WHAT IS ASKED: Look through the records below, count the lines with the word "March", and reply with only the number.

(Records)
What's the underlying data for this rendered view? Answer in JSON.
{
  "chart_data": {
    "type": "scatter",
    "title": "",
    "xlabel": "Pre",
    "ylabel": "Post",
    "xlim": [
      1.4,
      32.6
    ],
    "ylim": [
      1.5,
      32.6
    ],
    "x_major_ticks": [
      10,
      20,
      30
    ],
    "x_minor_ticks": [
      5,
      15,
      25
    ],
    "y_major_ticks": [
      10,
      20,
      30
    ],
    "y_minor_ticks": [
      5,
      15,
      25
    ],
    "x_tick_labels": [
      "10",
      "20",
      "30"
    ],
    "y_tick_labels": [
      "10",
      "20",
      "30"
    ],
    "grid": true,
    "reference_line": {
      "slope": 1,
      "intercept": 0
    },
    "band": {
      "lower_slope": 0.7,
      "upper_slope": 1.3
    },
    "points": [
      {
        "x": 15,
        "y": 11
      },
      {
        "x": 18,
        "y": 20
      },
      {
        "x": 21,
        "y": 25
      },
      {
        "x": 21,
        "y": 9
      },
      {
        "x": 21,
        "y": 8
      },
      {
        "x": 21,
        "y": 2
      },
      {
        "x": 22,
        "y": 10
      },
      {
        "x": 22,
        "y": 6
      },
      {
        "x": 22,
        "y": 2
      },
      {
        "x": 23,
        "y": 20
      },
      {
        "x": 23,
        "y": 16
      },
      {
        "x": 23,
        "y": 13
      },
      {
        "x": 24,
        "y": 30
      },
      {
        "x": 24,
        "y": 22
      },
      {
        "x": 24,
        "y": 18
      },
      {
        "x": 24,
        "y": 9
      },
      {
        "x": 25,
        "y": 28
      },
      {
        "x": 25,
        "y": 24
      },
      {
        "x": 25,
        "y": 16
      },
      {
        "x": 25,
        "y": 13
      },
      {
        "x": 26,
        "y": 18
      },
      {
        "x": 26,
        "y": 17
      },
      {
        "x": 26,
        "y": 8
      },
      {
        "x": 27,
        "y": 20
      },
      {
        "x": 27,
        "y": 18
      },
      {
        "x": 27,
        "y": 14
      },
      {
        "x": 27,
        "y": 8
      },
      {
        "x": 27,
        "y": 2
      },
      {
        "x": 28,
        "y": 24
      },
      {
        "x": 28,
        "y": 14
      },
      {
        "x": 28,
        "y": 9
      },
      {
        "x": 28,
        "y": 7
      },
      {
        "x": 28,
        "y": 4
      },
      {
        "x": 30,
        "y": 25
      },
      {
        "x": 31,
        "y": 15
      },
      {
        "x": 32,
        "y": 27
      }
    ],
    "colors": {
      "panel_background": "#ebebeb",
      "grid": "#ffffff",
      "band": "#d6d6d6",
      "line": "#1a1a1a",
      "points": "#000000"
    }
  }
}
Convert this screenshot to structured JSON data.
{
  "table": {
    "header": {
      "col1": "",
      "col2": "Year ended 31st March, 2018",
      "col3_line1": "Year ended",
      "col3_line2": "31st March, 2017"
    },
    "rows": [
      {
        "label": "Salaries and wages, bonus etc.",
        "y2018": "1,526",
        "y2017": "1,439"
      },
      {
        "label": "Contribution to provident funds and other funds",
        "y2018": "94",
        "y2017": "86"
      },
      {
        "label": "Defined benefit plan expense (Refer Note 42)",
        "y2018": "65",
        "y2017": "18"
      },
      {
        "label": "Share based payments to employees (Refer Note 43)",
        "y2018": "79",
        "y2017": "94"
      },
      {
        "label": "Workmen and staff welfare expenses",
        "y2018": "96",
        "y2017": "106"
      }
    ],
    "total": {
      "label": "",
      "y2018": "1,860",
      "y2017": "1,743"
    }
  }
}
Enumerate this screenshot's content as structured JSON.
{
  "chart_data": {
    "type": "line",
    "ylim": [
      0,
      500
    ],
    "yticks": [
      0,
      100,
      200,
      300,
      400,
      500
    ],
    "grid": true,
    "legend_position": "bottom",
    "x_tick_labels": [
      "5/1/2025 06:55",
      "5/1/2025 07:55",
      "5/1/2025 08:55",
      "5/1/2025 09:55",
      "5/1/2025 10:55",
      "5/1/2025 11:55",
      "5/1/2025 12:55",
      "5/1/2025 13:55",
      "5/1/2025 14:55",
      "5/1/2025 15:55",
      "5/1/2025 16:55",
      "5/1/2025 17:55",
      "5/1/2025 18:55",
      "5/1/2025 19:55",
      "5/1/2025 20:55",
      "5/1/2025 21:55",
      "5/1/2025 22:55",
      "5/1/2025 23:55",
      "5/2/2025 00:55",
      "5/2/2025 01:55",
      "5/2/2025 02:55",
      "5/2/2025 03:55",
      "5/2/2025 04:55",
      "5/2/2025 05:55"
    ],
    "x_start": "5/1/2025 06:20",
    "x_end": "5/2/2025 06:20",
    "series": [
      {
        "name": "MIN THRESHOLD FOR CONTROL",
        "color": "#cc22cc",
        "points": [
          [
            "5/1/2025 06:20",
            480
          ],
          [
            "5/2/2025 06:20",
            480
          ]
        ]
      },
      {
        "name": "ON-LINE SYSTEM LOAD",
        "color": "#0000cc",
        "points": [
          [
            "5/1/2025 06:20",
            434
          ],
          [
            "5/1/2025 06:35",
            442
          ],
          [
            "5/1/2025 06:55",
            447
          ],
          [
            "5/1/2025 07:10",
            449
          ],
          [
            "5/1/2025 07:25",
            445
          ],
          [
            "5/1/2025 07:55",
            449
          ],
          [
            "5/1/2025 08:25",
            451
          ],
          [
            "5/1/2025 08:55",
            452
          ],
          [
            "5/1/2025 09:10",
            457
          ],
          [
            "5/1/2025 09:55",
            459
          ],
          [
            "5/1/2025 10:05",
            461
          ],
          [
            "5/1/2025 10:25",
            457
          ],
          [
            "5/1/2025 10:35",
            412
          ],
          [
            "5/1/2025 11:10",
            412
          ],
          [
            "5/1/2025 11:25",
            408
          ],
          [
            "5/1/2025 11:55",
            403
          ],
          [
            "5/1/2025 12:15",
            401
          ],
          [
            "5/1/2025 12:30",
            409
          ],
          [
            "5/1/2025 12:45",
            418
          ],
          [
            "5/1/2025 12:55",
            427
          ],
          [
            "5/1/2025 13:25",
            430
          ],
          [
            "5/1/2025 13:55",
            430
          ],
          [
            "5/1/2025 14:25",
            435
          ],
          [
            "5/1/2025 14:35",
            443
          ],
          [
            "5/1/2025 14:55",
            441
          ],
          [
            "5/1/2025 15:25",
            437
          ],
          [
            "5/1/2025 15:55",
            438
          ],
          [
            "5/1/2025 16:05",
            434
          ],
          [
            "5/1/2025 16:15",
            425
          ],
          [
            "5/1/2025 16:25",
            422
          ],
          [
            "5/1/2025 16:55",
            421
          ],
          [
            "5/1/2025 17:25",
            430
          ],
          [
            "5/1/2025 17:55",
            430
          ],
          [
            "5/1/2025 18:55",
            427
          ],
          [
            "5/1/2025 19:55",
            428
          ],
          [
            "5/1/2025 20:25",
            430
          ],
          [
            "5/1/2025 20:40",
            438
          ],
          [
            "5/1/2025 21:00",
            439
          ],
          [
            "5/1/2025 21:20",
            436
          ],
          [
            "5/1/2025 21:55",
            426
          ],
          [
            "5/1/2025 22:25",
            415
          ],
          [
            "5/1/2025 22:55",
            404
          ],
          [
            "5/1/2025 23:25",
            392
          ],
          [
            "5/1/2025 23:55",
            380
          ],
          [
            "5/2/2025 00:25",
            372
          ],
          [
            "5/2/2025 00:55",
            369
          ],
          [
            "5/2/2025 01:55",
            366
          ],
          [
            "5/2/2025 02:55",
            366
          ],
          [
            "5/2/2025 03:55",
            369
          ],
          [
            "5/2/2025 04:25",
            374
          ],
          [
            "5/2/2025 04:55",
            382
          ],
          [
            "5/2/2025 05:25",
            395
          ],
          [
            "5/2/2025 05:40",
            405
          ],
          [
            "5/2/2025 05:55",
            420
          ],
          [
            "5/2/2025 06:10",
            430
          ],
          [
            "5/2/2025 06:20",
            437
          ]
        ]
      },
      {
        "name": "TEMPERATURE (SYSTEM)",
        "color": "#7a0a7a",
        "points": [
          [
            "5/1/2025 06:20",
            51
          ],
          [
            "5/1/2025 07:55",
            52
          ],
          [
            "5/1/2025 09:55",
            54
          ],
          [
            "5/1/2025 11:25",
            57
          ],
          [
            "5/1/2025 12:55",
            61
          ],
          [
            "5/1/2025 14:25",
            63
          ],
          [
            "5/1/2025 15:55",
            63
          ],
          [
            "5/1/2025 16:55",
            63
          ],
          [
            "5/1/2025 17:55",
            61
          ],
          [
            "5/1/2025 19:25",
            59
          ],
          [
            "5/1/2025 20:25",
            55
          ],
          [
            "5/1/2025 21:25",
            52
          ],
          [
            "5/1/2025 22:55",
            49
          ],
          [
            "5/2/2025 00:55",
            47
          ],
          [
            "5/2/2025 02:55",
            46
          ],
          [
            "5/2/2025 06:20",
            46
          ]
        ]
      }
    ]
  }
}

TASK SOLUTION: 2